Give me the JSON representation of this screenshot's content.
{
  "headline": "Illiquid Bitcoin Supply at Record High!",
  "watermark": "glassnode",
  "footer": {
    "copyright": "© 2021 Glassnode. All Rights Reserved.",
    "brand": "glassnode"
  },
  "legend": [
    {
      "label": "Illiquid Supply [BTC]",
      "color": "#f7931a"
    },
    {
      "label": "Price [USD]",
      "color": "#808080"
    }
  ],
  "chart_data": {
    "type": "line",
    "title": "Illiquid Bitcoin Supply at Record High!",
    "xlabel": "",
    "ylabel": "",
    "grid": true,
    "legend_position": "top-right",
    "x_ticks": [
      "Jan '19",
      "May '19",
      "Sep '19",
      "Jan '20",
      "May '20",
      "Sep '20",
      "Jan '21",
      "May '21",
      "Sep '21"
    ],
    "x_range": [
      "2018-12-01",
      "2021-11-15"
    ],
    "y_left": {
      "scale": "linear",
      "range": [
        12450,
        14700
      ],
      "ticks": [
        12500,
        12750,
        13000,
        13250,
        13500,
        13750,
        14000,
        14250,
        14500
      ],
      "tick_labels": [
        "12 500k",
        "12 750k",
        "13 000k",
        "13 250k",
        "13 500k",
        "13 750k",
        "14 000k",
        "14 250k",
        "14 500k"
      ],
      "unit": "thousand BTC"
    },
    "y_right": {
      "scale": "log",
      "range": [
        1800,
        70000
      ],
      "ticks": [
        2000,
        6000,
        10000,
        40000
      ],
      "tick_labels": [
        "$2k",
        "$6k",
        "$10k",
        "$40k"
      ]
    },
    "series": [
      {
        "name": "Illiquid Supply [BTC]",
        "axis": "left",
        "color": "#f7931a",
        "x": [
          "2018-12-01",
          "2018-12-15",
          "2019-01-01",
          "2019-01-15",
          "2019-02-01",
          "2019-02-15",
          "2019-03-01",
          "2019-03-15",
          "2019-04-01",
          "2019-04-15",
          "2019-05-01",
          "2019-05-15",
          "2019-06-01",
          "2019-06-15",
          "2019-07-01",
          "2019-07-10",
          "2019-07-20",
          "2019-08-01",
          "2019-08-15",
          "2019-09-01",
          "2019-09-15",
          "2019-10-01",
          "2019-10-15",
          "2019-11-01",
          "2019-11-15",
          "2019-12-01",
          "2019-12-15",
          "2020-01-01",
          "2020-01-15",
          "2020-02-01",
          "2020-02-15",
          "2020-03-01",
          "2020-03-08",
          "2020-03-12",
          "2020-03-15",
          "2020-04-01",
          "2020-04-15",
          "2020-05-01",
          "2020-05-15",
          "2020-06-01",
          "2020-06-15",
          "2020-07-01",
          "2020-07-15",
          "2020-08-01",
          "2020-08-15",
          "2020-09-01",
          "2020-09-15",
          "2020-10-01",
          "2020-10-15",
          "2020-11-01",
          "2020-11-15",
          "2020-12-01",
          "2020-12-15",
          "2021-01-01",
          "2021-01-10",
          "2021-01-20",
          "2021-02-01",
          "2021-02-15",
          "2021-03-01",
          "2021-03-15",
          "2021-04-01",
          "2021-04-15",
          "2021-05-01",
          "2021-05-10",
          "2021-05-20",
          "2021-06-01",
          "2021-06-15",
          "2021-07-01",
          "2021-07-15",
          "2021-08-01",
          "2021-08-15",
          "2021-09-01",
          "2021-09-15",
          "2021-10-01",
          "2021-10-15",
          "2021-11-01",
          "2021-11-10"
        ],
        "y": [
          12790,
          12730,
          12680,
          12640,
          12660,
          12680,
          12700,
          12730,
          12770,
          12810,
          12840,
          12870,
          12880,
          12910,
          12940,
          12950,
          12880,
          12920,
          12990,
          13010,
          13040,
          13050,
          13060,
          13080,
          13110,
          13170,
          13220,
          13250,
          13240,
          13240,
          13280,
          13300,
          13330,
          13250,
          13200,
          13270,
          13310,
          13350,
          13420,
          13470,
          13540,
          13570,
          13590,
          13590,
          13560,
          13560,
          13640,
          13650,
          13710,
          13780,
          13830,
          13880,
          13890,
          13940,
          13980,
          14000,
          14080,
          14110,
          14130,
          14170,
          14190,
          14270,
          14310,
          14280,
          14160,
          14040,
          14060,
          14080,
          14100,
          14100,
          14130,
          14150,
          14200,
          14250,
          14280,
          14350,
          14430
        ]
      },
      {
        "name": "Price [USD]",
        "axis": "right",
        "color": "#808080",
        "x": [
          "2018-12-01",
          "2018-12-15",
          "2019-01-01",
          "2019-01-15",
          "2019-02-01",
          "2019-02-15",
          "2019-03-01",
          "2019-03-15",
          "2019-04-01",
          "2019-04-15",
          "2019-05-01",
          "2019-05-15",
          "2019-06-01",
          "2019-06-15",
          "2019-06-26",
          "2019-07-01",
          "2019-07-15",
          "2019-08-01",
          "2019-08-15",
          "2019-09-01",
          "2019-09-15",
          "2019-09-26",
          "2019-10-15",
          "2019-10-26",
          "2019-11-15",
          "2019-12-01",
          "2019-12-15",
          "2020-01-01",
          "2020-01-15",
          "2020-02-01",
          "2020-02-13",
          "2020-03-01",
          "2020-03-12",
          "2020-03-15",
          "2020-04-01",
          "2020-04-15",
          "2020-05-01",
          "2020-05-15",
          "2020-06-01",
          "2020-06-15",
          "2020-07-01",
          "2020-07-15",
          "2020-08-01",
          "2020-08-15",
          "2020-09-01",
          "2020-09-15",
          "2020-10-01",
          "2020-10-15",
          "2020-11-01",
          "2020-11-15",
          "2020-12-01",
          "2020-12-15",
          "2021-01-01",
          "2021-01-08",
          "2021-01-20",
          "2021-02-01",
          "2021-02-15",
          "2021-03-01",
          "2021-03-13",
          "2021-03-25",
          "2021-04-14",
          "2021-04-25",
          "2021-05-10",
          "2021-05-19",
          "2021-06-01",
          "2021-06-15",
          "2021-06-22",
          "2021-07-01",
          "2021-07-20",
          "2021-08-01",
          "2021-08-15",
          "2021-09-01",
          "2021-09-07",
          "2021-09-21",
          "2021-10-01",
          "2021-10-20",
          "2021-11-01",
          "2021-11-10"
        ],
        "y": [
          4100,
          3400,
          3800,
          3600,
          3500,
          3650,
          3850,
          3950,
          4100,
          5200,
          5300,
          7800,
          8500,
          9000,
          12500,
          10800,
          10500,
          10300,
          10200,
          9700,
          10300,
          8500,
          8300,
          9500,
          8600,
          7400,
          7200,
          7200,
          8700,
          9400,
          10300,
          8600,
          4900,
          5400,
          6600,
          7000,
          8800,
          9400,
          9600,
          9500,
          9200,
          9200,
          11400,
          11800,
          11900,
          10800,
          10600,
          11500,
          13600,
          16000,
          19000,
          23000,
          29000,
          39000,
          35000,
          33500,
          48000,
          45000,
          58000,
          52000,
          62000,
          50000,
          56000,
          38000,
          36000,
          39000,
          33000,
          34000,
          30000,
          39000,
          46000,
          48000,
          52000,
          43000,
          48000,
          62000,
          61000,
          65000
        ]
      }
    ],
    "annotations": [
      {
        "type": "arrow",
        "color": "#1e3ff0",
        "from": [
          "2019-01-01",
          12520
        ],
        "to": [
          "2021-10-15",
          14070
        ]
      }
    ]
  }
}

_ _ _ _ _

**Aim of the exercise**
Copy the lines from the entries above in which the word "Illiquid" appears.

**Worked solution**
  "headline": "Illiquid Bitcoin Supply at Record High!",
      "label": "Illiquid Supply [BTC]",
    "title": "Illiquid Bitcoin Supply at Record High!",
        "name": "Illiquid Supply [BTC]",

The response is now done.